The problem
Select each line where the word "need" appears.

>> BEGIN Provided records

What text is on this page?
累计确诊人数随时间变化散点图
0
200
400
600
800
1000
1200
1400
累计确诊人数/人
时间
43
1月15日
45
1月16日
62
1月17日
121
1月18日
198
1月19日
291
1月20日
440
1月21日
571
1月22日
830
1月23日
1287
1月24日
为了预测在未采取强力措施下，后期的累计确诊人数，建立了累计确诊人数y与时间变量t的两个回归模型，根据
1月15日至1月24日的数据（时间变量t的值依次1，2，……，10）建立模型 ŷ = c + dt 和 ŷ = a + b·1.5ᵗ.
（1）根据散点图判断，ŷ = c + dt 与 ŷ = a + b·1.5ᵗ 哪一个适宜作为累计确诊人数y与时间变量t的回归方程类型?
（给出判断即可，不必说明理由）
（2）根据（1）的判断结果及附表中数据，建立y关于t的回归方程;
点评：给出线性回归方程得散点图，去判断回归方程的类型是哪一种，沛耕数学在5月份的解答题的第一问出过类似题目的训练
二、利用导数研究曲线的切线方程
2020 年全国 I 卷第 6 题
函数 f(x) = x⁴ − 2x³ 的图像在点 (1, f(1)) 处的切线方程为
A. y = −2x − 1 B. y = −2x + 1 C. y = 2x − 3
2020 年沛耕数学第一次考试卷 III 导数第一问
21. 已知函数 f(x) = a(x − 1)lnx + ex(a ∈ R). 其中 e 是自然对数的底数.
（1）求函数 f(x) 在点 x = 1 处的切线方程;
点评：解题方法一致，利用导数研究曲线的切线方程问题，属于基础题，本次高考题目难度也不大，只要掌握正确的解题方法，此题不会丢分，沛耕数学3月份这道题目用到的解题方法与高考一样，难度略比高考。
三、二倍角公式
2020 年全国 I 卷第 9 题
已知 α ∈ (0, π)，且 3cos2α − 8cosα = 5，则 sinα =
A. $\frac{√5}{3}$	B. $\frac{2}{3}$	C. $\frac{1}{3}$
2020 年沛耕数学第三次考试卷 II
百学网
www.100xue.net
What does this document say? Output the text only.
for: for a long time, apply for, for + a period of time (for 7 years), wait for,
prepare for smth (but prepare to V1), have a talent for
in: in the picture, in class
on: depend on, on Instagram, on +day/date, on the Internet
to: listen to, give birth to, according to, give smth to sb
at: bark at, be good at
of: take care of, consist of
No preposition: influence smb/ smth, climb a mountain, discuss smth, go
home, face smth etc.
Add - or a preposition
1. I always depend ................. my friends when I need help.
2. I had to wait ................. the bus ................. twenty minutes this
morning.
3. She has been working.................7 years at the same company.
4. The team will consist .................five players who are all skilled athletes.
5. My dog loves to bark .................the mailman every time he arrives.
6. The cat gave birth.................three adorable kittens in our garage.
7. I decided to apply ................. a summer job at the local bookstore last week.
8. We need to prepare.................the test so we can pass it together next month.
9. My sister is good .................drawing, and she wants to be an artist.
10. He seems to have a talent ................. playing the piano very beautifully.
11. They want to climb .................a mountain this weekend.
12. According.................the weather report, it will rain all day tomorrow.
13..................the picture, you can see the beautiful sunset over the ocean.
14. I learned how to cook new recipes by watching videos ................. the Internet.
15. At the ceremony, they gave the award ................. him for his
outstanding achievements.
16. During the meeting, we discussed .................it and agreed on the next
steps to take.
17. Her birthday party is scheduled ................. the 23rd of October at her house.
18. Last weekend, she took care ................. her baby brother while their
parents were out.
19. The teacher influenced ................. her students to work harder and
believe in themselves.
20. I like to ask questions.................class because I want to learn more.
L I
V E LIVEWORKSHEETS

>> END Provided records

Exercise result
1. I always depend ................. my friends when I need help.
8. We need to prepare.................the test so we can pass it together next month.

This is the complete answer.